**Bereitgestellter Text:**
--------------------
Individuelles Führungsverhalten

Daraus folgt: Führungskräfte müssen ihr Führungsverhalten jeweils neu der Entwicklung eines Mitarbeiters anpassen. Das tun sie oft nicht. Untersuchungen zeigen: 89 Prozent der Führungskräfte präferieren einen oder zwei der vier Führungsstile. Die anderen zeigen sie entweder nicht oder nur in Ausnahmefällen. Deshalb sollten sich Führungskräfte regelmäßig ein Feedback über ihr Verhalten einholen oder dieses analysieren lassen, um Ansatzpunkte zu identifizieren, wie sie dieses optimieren können.

Damit Führungskräfte die Entwicklung ihrer Mitarbeiter gezielt fördern können, müssen sie sich mit deren Vorgehen beim Lösen ihrer Aufgaben befassen. Sie sollten also regelmäßig das Gespräch mit ihnen suchen und mit ihnen erörtern: Welche Aufgaben stehen an und welche Ziele gilt es hierbei zu erreichen?
--------------------
**Bereitgestellte Daten:**
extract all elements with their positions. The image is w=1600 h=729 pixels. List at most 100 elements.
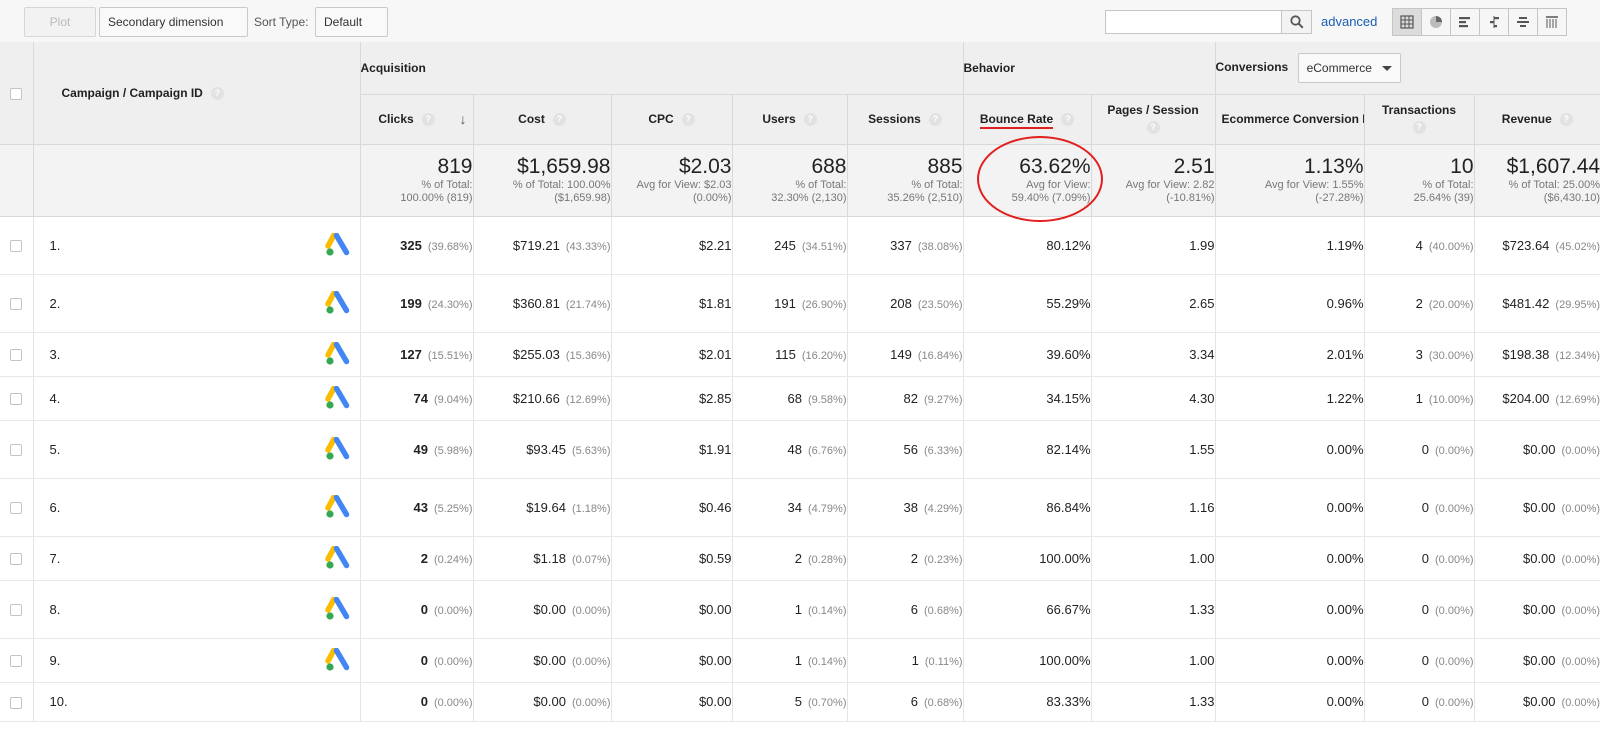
--------------------
**Aufgabe:** Welcher Anteil der Führungskräfte bevorzugt laut dem Text über Führungsverhalten einen oder zwei der vier Führungsstile?

**Antwort zur Aufgabe:** 89 Prozent der Führungskräfte.